[Task input]:
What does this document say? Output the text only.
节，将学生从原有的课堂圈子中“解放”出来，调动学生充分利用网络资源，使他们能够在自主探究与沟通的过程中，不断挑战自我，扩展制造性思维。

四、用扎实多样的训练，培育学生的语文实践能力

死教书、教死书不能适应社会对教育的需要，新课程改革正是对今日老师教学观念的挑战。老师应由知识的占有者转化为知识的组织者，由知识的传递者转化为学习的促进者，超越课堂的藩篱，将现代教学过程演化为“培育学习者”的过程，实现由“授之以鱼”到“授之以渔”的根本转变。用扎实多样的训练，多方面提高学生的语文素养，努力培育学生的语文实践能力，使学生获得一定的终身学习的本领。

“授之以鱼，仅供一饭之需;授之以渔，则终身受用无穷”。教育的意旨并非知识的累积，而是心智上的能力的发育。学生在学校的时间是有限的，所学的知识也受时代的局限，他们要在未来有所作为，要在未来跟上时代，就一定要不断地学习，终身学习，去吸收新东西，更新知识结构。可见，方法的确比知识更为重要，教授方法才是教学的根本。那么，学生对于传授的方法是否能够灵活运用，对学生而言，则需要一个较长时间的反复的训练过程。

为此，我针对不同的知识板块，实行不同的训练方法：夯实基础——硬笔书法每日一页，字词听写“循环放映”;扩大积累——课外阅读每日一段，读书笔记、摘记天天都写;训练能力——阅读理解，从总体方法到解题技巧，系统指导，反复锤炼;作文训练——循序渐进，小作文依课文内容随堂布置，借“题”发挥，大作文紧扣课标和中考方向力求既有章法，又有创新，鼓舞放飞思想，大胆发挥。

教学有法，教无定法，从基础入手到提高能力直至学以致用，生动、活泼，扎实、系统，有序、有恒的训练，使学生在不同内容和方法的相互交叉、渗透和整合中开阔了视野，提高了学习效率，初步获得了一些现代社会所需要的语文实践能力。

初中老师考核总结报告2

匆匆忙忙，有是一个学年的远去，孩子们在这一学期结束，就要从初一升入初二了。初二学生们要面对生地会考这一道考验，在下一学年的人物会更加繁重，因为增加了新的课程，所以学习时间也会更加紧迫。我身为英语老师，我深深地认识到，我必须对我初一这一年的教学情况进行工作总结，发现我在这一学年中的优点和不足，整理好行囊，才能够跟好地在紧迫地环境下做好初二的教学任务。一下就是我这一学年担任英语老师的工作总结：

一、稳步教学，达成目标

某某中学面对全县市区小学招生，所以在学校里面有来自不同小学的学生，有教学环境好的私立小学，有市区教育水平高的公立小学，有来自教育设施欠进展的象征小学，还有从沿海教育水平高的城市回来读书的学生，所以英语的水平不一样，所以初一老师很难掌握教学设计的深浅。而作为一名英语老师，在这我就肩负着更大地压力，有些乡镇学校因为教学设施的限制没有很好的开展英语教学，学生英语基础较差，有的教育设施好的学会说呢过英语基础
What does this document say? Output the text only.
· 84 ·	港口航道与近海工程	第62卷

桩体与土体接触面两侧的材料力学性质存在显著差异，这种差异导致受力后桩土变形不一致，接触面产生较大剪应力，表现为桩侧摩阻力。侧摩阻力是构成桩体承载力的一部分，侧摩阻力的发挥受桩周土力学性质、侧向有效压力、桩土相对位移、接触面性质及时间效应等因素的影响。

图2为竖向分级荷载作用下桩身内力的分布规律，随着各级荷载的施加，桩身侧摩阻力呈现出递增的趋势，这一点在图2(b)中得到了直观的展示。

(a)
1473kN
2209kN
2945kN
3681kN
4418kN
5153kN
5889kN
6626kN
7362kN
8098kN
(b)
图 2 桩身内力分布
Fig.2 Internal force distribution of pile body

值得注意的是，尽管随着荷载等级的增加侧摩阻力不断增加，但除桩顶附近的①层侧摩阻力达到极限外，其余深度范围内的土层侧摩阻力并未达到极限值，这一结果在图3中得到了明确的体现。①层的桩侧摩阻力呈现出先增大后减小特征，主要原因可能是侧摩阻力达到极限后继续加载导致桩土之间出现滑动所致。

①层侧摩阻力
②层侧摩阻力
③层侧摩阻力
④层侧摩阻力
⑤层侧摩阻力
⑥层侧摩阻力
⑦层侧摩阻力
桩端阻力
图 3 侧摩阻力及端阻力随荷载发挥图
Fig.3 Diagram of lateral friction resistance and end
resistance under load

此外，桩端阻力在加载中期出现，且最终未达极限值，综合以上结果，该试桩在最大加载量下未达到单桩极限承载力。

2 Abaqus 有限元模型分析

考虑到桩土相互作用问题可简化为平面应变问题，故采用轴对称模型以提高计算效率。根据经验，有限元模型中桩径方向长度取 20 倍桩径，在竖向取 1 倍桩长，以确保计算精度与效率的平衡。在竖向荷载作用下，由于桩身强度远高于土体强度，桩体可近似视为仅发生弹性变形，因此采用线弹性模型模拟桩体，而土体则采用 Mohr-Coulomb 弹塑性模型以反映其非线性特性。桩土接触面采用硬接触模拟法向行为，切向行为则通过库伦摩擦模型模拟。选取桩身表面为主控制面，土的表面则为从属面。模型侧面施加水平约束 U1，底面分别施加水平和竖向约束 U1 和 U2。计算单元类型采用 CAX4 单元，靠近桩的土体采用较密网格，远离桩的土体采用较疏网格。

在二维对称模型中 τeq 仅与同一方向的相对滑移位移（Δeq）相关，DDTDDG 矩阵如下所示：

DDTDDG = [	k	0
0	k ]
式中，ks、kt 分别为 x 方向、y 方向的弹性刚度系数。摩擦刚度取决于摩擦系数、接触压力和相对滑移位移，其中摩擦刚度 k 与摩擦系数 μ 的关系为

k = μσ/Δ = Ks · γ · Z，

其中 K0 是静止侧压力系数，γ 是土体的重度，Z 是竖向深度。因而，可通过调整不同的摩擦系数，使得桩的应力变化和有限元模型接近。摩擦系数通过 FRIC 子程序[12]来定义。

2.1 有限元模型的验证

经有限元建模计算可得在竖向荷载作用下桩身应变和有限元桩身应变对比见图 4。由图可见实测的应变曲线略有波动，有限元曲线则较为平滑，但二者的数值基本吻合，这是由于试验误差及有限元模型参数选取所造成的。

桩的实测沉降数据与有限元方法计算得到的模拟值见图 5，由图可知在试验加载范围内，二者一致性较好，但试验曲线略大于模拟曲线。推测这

[Set task]:
Please reproduce all of the entries exactly as they stand.

[In response]:
What does this document say? Output the text only.
节，将学生从原有的课堂圈子中“解放”出来，调动学生充分利用网络资源，使他们能够在自主探究与沟通的过程中，不断挑战自我，扩展制造性思维。

四、用扎实多样的训练，培育学生的语文实践能力

死教书、教死书不能适应社会对教育的需要，新课程改革正是对今日老师教学观念的挑战。老师应由知识的占有者转化为知识的组织者，由知识的传递者转化为学习的促进者，超越课堂的藩篱，将现代教学过程演化为“培育学习者”的过程，实现由“授之以鱼”到“授之以渔”的根本转变。用扎实多样的训练，多方面提高学生的语文素养，努力培育学生的语文实践能力，使学生获得一定的终身学习的本领。

“授之以鱼，仅供一饭之需;授之以渔，则终身受用无穷”。教育的意旨并非知识的累积，而是心智上的能力的发育。学生在学校的时间是有限的，所学的知识也受时代的局限，他们要在未来有所作为，要在未来跟上时代，就一定要不断地学习，终身学习，去吸收新东西，更新知识结构。可见，方法的确比知识更为重要，教授方法才是教学的根本。那么，学生对于传授的方法是否能够灵活运用，对学生而言，则需要一个较长时间的反复的训练过程。

为此，我针对不同的知识板块，实行不同的训练方法：夯实基础——硬笔书法每日一页，字词听写“循环放映”;扩大积累——课外阅读每日一段，读书笔记、摘记天天都写;训练能力——阅读理解，从总体方法到解题技巧，系统指导，反复锤炼;作文训练——循序渐进，小作文依课文内容随堂布置，借“题”发挥，大作文紧扣课标和中考方向力求既有章法，又有创新，鼓舞放飞思想，大胆发挥。

教学有法，教无定法，从基础入手到提高能力直至学以致用，生动、活泼，扎实、系统，有序、有恒的训练，使学生在不同内容和方法的相互交叉、渗透和整合中开阔了视野，提高了学习效率，初步获得了一些现代社会所需要的语文实践能力。

初中老师考核总结报告2

匆匆忙忙，有是一个学年的远去，孩子们在这一学期结束，就要从初一升入初二了。初二学生们要面对生地会考这一道考验，在下一学年的人物会更加繁重，因为增加了新的课程，所以学习时间也会更加紧迫。我身为英语老师，我深深地认识到，我必须对我初一这一年的教学情况进行工作总结，发现我在这一学年中的优点和不足，整理好行囊，才能够跟好地在紧迫地环境下做好初二的教学任务。一下就是我这一学年担任英语老师的工作总结：

一、稳步教学，达成目标

某某中学面对全县市区小学招生，所以在学校里面有来自不同小学的学生，有教学环境好的私立小学，有市区教育水平高的公立小学，有来自教育设施欠进展的象征小学，还有从沿海教育水平高的城市回来读书的学生，所以英语的水平不一样，所以初一老师很难掌握教学设计的深浅。而作为一名英语老师，在这我就肩负着更大地压力，有些乡镇学校因为教学设施的限制没有很好的开展英语教学，学生英语基础较差，有的教育设施好的学会说呢过英语基础
What does this document say? Output the text only.
· 84 ·	港口航道与近海工程	第62卷

桩体与土体接触面两侧的材料力学性质存在显著差异，这种差异导致受力后桩土变形不一致，接触面产生较大剪应力，表现为桩侧摩阻力。侧摩阻力是构成桩体承载力的一部分，侧摩阻力的发挥受桩周土力学性质、侧向有效压力、桩土相对位移、接触面性质及时间效应等因素的影响。

图2为竖向分级荷载作用下桩身内力的分布规律，随着各级荷载的施加，桩身侧摩阻力呈现出递增的趋势，这一点在图2(b)中得到了直观的展示。

(a)
1473kN
2209kN
2945kN
3681kN
4418kN
5153kN
5889kN
6626kN
7362kN
8098kN
(b)
图 2 桩身内力分布
Fig.2 Internal force distribution of pile body

值得注意的是，尽管随着荷载等级的增加侧摩阻力不断增加，但除桩顶附近的①层侧摩阻力达到极限外，其余深度范围内的土层侧摩阻力并未达到极限值，这一结果在图3中得到了明确的体现。①层的桩侧摩阻力呈现出先增大后减小特征，主要原因可能是侧摩阻力达到极限后继续加载导致桩土之间出现滑动所致。

①层侧摩阻力
②层侧摩阻力
③层侧摩阻力
④层侧摩阻力
⑤层侧摩阻力
⑥层侧摩阻力
⑦层侧摩阻力
桩端阻力
图 3 侧摩阻力及端阻力随荷载发挥图
Fig.3 Diagram of lateral friction resistance and end
resistance under load

此外，桩端阻力在加载中期出现，且最终未达极限值，综合以上结果，该试桩在最大加载量下未达到单桩极限承载力。

2 Abaqus 有限元模型分析

考虑到桩土相互作用问题可简化为平面应变问题，故采用轴对称模型以提高计算效率。根据经验，有限元模型中桩径方向长度取 20 倍桩径，在竖向取 1 倍桩长，以确保计算精度与效率的平衡。在竖向荷载作用下，由于桩身强度远高于土体强度，桩体可近似视为仅发生弹性变形，因此采用线弹性模型模拟桩体，而土体则采用 Mohr-Coulomb 弹塑性模型以反映其非线性特性。桩土接触面采用硬接触模拟法向行为，切向行为则通过库伦摩擦模型模拟。选取桩身表面为主控制面，土的表面则为从属面。模型侧面施加水平约束 U1，底面分别施加水平和竖向约束 U1 和 U2。计算单元类型采用 CAX4 单元，靠近桩的土体采用较密网格，远离桩的土体采用较疏网格。

在二维对称模型中 τeq 仅与同一方向的相对滑移位移（Δeq）相关，DDTDDG 矩阵如下所示：

DDTDDG = [	k	0
0	k ]
式中，ks、kt 分别为 x 方向、y 方向的弹性刚度系数。摩擦刚度取决于摩擦系数、接触压力和相对滑移位移，其中摩擦刚度 k 与摩擦系数 μ 的关系为

k = μσ/Δ = Ks · γ · Z，

其中 K0 是静止侧压力系数，γ 是土体的重度，Z 是竖向深度。因而，可通过调整不同的摩擦系数，使得桩的应力变化和有限元模型接近。摩擦系数通过 FRIC 子程序[12]来定义。

2.1 有限元模型的验证

经有限元建模计算可得在竖向荷载作用下桩身应变和有限元桩身应变对比见图 4。由图可见实测的应变曲线略有波动，有限元曲线则较为平滑，但二者的数值基本吻合，这是由于试验误差及有限元模型参数选取所造成的。

桩的实测沉降数据与有限元方法计算得到的模拟值见图 5，由图可知在试验加载范围内，二者一致性较好，但试验曲线略大于模拟曲线。推测这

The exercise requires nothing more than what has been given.